En matière d’analyse des désaccords dans l’exercice des pouvoirs de l’employeur, les théories des contrats n’ont, selon nous, pas dépassé ces impasses, ce qui est logique compte tenu de la filiation entre ces théories et la théorie standard et du socle commun que constituent leurs hypothèses comportementales. Il faut toutefois évaluer de manière distincte les analyses des courants dont nous avons vu les différences d’approche de la relation d’emploi dans le premier chapitre. La théorie de l’agence est la moins apte à intégrer les désaccords, ce qui n’est pas étonnant vu son degré de proximité avec la Théorie Standard, ce qui nous a amené à parler d’un “ équilibre général des contrats ” à son propos. La première limite, celle de l’absence de dimension collective, se retrouve dans le bilatéralisme des relations contractuelles. Cependant le détenteur des droits résiduels de contrôle et de créance constitue le médiateur de toutes les relations au sein des membres de la firme, en quelque sorte l’équivalent dans l’ordre des contrats du « commissaire-priseur » walrassien sur le marché. C’est par son intermédiaire qu’une dimension collective dans la relation d’emploi est ébauchée, en particulier dans le traitement des désaccords. Le « moniteur » a, parmi les fonctions dévolues par les contrats qui le lient à chacun des employés, comme charge de contrôler les efforts de ceux-ci et de les renvoyer en cas de « tirage au flanc ». Il médiatise les conflits qui peuvent survenir au sein de l’entreprise entre les différents apporteurs d’input, par exemple si dans le travail en équipe, un des employés n’assure pas la part de travail pour laquelle il est payé. Le moniteur est justement “ embauché ” pour assurer cette tâche disciplinaire et surveiller que chacun apporte une contribution correspondant à sa rémunération. On peut aussi admettre à la limite, que les employés insatisfaits du travail de ce moniteur, le renvoient en démissionnant de l’entreprise. Mais on le voit, les formes d’expression de ces désaccords restent très basiques puisqu’elles consistent en une rupture de la relation. Au niveau des formes de désaccord, la théorie de l’agence en reste à cette vision binaire balançant entre un accord contractuel ou un “ non-accord ” et donc l’absence de contrat.

Lignes du jeu de données:

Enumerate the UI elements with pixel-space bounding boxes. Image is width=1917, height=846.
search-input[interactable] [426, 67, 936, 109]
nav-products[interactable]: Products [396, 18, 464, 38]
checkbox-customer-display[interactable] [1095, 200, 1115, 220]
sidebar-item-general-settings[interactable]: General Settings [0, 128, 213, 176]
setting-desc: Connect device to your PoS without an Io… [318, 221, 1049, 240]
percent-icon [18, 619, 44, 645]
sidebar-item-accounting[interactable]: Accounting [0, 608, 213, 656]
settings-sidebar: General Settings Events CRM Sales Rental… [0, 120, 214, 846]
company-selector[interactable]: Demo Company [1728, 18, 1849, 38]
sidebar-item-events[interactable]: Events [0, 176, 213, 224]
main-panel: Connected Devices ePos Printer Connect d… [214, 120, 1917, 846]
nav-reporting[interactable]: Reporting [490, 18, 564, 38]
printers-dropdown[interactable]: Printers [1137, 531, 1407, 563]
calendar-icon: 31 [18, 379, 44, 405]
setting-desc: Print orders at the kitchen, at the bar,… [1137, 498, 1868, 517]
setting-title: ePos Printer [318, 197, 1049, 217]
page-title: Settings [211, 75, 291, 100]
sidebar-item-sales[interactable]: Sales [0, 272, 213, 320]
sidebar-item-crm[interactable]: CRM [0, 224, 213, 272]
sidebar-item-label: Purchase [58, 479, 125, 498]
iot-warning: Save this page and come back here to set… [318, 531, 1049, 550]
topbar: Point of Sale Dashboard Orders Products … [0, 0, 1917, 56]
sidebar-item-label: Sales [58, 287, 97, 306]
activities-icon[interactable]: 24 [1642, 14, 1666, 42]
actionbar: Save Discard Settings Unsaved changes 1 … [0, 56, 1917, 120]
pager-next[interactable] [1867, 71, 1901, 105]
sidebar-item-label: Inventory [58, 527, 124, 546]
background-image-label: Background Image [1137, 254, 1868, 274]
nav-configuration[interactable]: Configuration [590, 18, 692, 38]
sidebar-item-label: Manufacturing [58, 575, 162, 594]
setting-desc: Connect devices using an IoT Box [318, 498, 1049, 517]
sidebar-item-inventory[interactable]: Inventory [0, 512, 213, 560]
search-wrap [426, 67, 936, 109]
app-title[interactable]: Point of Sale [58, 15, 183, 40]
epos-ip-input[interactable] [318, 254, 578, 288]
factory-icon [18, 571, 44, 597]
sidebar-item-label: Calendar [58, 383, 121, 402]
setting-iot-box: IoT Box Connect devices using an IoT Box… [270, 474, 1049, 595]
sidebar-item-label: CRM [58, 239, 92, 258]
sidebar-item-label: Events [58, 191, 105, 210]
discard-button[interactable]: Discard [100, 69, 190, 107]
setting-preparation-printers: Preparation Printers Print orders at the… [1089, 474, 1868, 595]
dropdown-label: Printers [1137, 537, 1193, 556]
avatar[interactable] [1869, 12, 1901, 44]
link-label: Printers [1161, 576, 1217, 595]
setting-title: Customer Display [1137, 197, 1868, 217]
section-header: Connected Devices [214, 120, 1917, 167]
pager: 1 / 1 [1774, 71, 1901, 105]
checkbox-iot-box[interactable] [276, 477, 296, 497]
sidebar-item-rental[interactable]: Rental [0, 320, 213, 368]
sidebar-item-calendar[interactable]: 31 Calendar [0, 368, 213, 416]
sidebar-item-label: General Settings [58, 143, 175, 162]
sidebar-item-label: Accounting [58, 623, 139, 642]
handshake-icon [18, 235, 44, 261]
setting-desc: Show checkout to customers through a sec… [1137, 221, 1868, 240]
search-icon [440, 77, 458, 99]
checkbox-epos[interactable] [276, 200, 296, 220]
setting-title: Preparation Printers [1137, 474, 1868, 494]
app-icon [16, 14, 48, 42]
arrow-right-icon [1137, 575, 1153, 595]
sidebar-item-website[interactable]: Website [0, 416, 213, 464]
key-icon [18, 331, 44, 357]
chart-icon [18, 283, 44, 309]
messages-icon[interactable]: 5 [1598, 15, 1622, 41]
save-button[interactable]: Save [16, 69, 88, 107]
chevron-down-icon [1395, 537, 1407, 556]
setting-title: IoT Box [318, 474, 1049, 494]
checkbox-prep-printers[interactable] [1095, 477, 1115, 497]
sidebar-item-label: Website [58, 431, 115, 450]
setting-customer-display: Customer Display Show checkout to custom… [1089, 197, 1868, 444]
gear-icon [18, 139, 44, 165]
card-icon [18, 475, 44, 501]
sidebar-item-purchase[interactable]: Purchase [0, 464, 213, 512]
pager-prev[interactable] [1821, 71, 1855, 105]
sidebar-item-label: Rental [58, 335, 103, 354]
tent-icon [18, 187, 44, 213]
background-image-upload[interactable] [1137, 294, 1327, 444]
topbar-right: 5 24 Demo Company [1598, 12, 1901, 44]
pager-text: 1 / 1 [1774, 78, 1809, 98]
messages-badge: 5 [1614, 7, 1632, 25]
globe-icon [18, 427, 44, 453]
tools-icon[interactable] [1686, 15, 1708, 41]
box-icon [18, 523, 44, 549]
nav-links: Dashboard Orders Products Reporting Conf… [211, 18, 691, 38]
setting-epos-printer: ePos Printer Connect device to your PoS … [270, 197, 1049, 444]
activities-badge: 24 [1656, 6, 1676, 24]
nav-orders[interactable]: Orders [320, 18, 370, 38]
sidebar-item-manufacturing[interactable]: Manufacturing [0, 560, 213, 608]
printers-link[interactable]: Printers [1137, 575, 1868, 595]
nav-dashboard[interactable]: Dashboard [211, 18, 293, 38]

La consigne: Recopiez en entier le passage sur la théorie de l’agence et les désaccords avec l’employeur, sans rien y changer.

Résultat obtenu:
En matière d’analyse des désaccords dans l’exercice des pouvoirs de l’employeur, les théories des contrats n’ont, selon nous, pas dépassé ces impasses, ce qui est logique compte tenu de la filiation entre ces théories et la théorie standard et du socle commun que constituent leurs hypothèses comportementales. Il faut toutefois évaluer de manière distincte les analyses des courants dont nous avons vu les différences d’approche de la relation d’emploi dans le premier chapitre. La théorie de l’agence est la moins apte à intégrer les désaccords, ce qui n’est pas étonnant vu son degré de proximité avec la Théorie Standard, ce qui nous a amené à parler d’un “ équilibre général des contrats ” à son propos. La première limite, celle de l’absence de dimension collective, se retrouve dans le bilatéralisme des relations contractuelles. Cependant le détenteur des droits résiduels de contrôle et de créance constitue le médiateur de toutes les relations au sein des membres de la firme, en quelque sorte l’équivalent dans l’ordre des contrats du « commissaire-priseur » walrassien sur le marché. C’est par son intermédiaire qu’une dimension collective dans la relation d’emploi est ébauchée, en particulier dans le traitement des désaccords. Le « moniteur » a, parmi les fonctions dévolues par les contrats qui le lient à chacun des employés, comme charge de contrôler les efforts de ceux-ci et de les renvoyer en cas de « tirage au flanc ». Il médiatise les conflits qui peuvent survenir au sein de l’entreprise entre les différents apporteurs d’input, par exemple si dans le travail en équipe, un des employés n’assure pas la part de travail pour laquelle il est payé. Le moniteur est justement “ embauché ” pour assurer cette tâche disciplinaire et surveiller que chacun apporte une contribution correspondant à sa rémunération. On peut aussi admettre à la limite, que les employés insatisfaits du travail de ce moniteur, le renvoient en démissionnant de l’entreprise. Mais on le voit, les formes d’expression de ces désaccords restent très basiques puisqu’elles consistent en une rupture de la relation. Au niveau des formes de désaccord, la théorie de l’agence en reste à cette vision binaire balançant entre un accord contractuel ou un “ non-accord ” et donc l’absence de contrat.